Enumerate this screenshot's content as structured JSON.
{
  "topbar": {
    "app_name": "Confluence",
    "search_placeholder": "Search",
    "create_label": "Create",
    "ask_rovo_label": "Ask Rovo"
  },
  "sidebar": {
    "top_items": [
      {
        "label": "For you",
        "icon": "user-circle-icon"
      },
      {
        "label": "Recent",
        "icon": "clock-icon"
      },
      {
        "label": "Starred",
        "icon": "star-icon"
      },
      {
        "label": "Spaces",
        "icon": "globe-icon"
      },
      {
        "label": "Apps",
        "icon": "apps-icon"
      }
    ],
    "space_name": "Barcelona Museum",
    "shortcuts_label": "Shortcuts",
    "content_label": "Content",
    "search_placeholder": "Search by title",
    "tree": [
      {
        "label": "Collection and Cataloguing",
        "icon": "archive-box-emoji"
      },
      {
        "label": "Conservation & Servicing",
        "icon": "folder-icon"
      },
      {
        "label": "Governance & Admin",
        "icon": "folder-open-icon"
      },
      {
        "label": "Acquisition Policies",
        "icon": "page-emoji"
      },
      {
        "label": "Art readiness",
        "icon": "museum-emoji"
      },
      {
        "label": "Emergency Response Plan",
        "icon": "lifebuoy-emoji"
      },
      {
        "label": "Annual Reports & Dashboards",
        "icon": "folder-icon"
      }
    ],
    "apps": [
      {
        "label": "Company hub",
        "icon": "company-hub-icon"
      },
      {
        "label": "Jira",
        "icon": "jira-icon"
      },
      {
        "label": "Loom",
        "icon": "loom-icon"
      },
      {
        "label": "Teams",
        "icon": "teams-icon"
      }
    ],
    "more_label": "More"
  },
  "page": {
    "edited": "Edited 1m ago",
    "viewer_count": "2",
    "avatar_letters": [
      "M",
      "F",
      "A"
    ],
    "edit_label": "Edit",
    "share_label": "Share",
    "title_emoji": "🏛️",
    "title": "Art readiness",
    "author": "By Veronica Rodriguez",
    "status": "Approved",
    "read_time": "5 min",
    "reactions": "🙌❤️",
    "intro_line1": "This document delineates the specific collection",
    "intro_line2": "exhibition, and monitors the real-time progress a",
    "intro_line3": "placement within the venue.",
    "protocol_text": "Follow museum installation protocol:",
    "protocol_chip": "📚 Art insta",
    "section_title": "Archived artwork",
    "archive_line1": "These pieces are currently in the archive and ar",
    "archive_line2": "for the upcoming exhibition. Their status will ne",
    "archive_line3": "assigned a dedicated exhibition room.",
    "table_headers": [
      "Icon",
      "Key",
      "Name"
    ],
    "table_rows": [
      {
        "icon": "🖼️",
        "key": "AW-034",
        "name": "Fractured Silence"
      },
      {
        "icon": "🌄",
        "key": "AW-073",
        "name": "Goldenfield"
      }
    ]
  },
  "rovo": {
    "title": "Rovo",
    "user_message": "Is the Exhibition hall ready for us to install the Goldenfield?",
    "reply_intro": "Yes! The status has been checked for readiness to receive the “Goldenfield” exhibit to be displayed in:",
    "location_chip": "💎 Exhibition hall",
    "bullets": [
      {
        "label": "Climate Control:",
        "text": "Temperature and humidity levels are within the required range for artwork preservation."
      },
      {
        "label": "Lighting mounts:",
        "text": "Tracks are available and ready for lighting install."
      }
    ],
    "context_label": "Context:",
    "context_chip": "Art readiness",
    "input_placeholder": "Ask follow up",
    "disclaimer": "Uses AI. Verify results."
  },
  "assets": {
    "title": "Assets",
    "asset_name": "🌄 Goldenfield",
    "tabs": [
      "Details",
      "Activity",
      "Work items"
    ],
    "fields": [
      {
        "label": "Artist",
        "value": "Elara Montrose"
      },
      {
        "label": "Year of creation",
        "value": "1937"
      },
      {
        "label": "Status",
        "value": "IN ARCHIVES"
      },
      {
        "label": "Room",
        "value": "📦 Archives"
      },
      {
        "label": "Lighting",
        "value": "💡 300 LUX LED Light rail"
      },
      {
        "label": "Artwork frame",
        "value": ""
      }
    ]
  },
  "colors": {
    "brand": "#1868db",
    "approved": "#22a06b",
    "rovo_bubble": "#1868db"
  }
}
━━━━
» What you need to do: Type the whole listing again, unaltered.

» Solution:
Enumerate this screenshot's content as structured JSON.
{
  "topbar": {
    "app_name": "Confluence",
    "search_placeholder": "Search",
    "create_label": "Create",
    "ask_rovo_label": "Ask Rovo"
  },
  "sidebar": {
    "top_items": [
      {
        "label": "For you",
        "icon": "user-circle-icon"
      },
      {
        "label": "Recent",
        "icon": "clock-icon"
      },
      {
        "label": "Starred",
        "icon": "star-icon"
      },
      {
        "label": "Spaces",
        "icon": "globe-icon"
      },
      {
        "label": "Apps",
        "icon": "apps-icon"
      }
    ],
    "space_name": "Barcelona Museum",
    "shortcuts_label": "Shortcuts",
    "content_label": "Content",
    "search_placeholder": "Search by title",
    "tree": [
      {
        "label": "Collection and Cataloguing",
        "icon": "archive-box-emoji"
      },
      {
        "label": "Conservation & Servicing",
        "icon": "folder-icon"
      },
      {
        "label": "Governance & Admin",
        "icon": "folder-open-icon"
      },
      {
        "label": "Acquisition Policies",
        "icon": "page-emoji"
      },
      {
        "label": "Art readiness",
        "icon": "museum-emoji"
      },
      {
        "label": "Emergency Response Plan",
        "icon": "lifebuoy-emoji"
      },
      {
        "label": "Annual Reports & Dashboards",
        "icon": "folder-icon"
      }
    ],
    "apps": [
      {
        "label": "Company hub",
        "icon": "company-hub-icon"
      },
      {
        "label": "Jira",
        "icon": "jira-icon"
      },
      {
        "label": "Loom",
        "icon": "loom-icon"
      },
      {
        "label": "Teams",
        "icon": "teams-icon"
      }
    ],
    "more_label": "More"
  },
  "page": {
    "edited": "Edited 1m ago",
    "viewer_count": "2",
    "avatar_letters": [
      "M",
      "F",
      "A"
    ],
    "edit_label": "Edit",
    "share_label": "Share",
    "title_emoji": "🏛️",
    "title": "Art readiness",
    "author": "By Veronica Rodriguez",
    "status": "Approved",
    "read_time": "5 min",
    "reactions": "🙌❤️",
    "intro_line1": "This document delineates the specific collection",
    "intro_line2": "exhibition, and monitors the real-time progress a",
    "intro_line3": "placement within the venue.",
    "protocol_text": "Follow museum installation protocol:",
    "protocol_chip": "📚 Art insta",
    "section_title": "Archived artwork",
    "archive_line1": "These pieces are currently in the archive and ar",
    "archive_line2": "for the upcoming exhibition. Their status will ne",
    "archive_line3": "assigned a dedicated exhibition room.",
    "table_headers": [
      "Icon",
      "Key",
      "Name"
    ],
    "table_rows": [
      {
        "icon": "🖼️",
        "key": "AW-034",
        "name": "Fractured Silence"
      },
      {
        "icon": "🌄",
        "key": "AW-073",
        "name": "Goldenfield"
      }
    ]
  },
  "rovo": {
    "title": "Rovo",
    "user_message": "Is the Exhibition hall ready for us to install the Goldenfield?",
    "reply_intro": "Yes! The status has been checked for readiness to receive the “Goldenfield” exhibit to be displayed in:",
    "location_chip": "💎 Exhibition hall",
    "bullets": [
      {
        "label": "Climate Control:",
        "text": "Temperature and humidity levels are within the required range for artwork preservation."
      },
      {
        "label": "Lighting mounts:",
        "text": "Tracks are available and ready for lighting install."
      }
    ],
    "context_label": "Context:",
    "context_chip": "Art readiness",
    "input_placeholder": "Ask follow up",
    "disclaimer": "Uses AI. Verify results."
  },
  "assets": {
    "title": "Assets",
    "asset_name": "🌄 Goldenfield",
    "tabs": [
      "Details",
      "Activity",
      "Work items"
    ],
    "fields": [
      {
        "label": "Artist",
        "value": "Elara Montrose"
      },
      {
        "label": "Year of creation",
        "value": "1937"
      },
      {
        "label": "Status",
        "value": "IN ARCHIVES"
      },
      {
        "label": "Room",
        "value": "📦 Archives"
      },
      {
        "label": "Lighting",
        "value": "💡 300 LUX LED Light rail"
      },
      {
        "label": "Artwork frame",
        "value": ""
      }
    ]
  },
  "colors": {
    "brand": "#1868db",
    "approved": "#22a06b",
    "rovo_bubble": "#1868db"
  }
}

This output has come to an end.